**Text section**:
########################################

Commander auras also provide useful material. While the alignment requirements for various auras are a bit cumbersome (and almost certainly lifted straight from the Miniatures Handbook), the auras themselves are helpful and can spell the difference between 50% and 60% casualties. This is true only up to a point, however, since an extra 1d6 damage may benefit a squad of githzerai warriors but it’s a drop in the bucket for mezzoloth commandos.

If you are really after large-scale wars, of course, this is definitely the right place. Campaigns centered on the Blood War come readily to mind, but in specific campaigns, wars are easily invented. Suppose the chaotic tanar’ri decide to completely switch gears and attack the celestials in a bloody anti-crusade, or the githyanki launch a genocidal war against the githzerai, illithids, or both? Tension between the Sodkillers and Sons of Mercy is certainly on the rise and their headquarter planes are close enough to start a concentrated campaign whenever they want. For that matter, the Doomguard scarcely need a reason to unleash destruction on their enemies… or allies for that matter.

The fact is, the planes are little more than a powder keg waiting for a match. Not everything in Heroes of Battle is useable in Planescape though. While the book includes ready made tanar’ri and baatezu armies, there are few other planar forces. It’s simple to put together an eladrin or githyanki force as needed, but with such magical and powerful units these armies require a little more planning than a straightforward “elf army.”

########################################

**Entries supplied**:
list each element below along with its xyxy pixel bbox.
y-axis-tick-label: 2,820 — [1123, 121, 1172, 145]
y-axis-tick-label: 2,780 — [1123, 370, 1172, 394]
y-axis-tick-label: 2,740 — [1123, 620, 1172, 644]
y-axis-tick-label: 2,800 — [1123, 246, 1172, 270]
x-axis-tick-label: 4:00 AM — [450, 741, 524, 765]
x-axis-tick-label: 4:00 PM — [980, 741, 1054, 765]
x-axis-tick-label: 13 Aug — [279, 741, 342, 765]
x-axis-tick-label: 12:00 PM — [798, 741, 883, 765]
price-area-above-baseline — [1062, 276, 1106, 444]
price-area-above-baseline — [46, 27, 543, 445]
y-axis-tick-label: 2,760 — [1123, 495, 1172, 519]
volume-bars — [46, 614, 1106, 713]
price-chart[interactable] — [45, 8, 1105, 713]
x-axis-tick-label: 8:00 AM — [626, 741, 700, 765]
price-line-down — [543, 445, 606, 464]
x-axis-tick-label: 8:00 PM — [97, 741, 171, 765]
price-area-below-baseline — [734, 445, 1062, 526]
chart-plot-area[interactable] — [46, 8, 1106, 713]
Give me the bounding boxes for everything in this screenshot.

########################################

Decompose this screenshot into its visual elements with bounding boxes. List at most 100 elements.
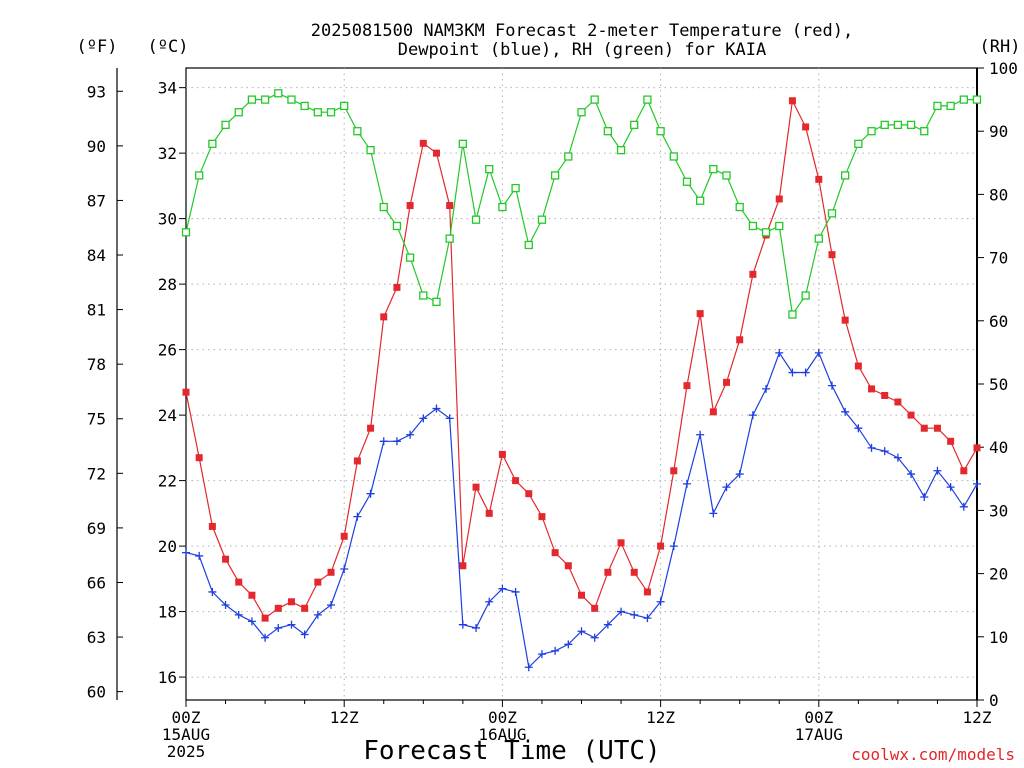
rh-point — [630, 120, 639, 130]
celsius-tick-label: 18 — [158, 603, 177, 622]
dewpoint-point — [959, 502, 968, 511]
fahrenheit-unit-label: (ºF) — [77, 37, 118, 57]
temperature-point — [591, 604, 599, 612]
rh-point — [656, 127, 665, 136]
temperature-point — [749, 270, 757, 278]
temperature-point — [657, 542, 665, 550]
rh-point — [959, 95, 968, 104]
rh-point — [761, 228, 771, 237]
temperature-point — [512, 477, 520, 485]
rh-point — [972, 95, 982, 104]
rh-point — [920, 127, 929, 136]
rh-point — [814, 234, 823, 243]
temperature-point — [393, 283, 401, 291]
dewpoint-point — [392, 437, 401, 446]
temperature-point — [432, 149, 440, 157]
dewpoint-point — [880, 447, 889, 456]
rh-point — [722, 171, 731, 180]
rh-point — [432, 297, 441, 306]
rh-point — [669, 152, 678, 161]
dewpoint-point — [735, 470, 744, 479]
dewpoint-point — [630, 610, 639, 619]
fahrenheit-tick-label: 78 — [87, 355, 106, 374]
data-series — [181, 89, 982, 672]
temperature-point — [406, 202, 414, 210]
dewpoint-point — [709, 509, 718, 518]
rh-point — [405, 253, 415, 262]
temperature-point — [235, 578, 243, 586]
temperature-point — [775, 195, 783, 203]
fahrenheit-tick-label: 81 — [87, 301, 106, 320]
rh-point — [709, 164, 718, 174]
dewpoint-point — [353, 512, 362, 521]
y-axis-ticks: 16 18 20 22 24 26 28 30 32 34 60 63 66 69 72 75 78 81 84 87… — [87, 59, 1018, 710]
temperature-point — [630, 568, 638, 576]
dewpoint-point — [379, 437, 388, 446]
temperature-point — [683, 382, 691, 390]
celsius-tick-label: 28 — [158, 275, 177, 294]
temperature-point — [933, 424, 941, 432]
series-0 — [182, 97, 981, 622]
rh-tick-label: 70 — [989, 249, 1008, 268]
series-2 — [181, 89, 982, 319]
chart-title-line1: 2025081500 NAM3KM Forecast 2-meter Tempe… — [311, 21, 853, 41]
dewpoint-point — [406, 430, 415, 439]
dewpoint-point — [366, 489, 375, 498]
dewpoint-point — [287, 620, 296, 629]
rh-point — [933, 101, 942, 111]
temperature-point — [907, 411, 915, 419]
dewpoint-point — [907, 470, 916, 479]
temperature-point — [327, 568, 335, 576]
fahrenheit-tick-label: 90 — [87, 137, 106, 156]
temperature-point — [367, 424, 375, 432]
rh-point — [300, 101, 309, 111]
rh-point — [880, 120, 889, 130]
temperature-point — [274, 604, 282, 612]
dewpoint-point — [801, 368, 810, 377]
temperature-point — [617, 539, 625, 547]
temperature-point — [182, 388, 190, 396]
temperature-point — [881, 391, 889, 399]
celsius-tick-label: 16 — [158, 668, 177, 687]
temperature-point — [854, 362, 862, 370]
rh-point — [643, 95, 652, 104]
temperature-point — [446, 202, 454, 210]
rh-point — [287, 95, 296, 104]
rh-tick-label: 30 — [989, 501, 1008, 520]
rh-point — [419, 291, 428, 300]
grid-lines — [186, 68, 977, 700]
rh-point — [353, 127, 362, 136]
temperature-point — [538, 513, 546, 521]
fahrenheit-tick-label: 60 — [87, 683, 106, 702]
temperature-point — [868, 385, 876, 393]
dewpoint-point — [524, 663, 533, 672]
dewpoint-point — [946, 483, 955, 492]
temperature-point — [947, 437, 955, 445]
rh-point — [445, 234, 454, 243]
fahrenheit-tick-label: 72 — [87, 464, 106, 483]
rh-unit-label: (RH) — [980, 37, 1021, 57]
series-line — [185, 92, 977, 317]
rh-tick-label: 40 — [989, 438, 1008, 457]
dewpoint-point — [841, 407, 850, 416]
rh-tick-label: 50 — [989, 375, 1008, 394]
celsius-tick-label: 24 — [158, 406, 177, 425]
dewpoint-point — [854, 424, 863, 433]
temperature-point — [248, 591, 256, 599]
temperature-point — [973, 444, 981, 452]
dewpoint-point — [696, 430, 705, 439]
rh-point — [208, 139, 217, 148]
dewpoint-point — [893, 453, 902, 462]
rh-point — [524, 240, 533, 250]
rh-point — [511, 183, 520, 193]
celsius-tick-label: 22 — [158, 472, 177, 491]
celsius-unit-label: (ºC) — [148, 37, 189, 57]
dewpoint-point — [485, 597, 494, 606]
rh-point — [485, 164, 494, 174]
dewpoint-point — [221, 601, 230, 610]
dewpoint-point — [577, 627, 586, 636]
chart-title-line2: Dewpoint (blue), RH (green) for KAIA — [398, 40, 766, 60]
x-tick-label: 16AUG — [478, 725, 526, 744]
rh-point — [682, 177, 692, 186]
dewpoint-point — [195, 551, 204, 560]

########################################

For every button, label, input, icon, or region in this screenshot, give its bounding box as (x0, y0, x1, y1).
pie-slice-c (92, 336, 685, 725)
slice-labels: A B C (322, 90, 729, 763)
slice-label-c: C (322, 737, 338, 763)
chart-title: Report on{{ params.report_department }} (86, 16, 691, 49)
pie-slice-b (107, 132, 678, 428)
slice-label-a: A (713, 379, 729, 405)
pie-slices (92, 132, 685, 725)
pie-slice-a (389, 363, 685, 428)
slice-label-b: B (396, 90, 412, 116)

########################################

**Things to do**:
1. Answer these questions about the Heroes of Battle text:
(a) Which book were the alignment requirements for commander auras almost certainly lifted from?
(b) Which two groups have headquarter planes close enough to start a concentrated campaign?
(c) Which two ready-made armies does the book include?
2. Output the rows from the row with "list each element" to the row with "Give me the", both included, as a numbered list, leaving out any blank lines.
The text and the rows come from separate, unrelated sources.

**Solutions to each task**:
1.
(a) The Miniatures Handbook.
(b) The Sodkillers and the Sons of Mercy.
(c) Tanar'ri and baatezu armies.

2.
1. list each element below along with its xyxy pixel bbox.
2. y-axis-tick-label: 2,820 — [1123, 121, 1172, 145]
3. y-axis-tick-label: 2,780 — [1123, 370, 1172, 394]
4. y-axis-tick-label: 2,740 — [1123, 620, 1172, 644]
5. y-axis-tick-label: 2,800 — [1123, 246, 1172, 270]
6. x-axis-tick-label: 4:00 AM — [450, 741, 524, 765]
7. x-axis-tick-label: 4:00 PM — [980, 741, 1054, 765]
8. x-axis-tick-label: 13 Aug — [279, 741, 342, 765]
9. x-axis-tick-label: 12:00 PM — [798, 741, 883, 765]
10. price-area-above-baseline — [1062, 276, 1106, 444]
11. price-area-above-baseline — [46, 27, 543, 445]
12. y-axis-tick-label: 2,760 — [1123, 495, 1172, 519]
13. volume-bars — [46, 614, 1106, 713]
14. price-chart[interactable] — [45, 8, 1105, 713]
15. x-axis-tick-label: 8:00 AM — [626, 741, 700, 765]
16. price-line-down — [543, 445, 606, 464]
17. x-axis-tick-label: 8:00 PM — [97, 741, 171, 765]
18. price-area-below-baseline — [734, 445, 1062, 526]
19. chart-plot-area[interactable] — [46, 8, 1106, 713]
20. Give me the bounding boxes for everything in this screenshot.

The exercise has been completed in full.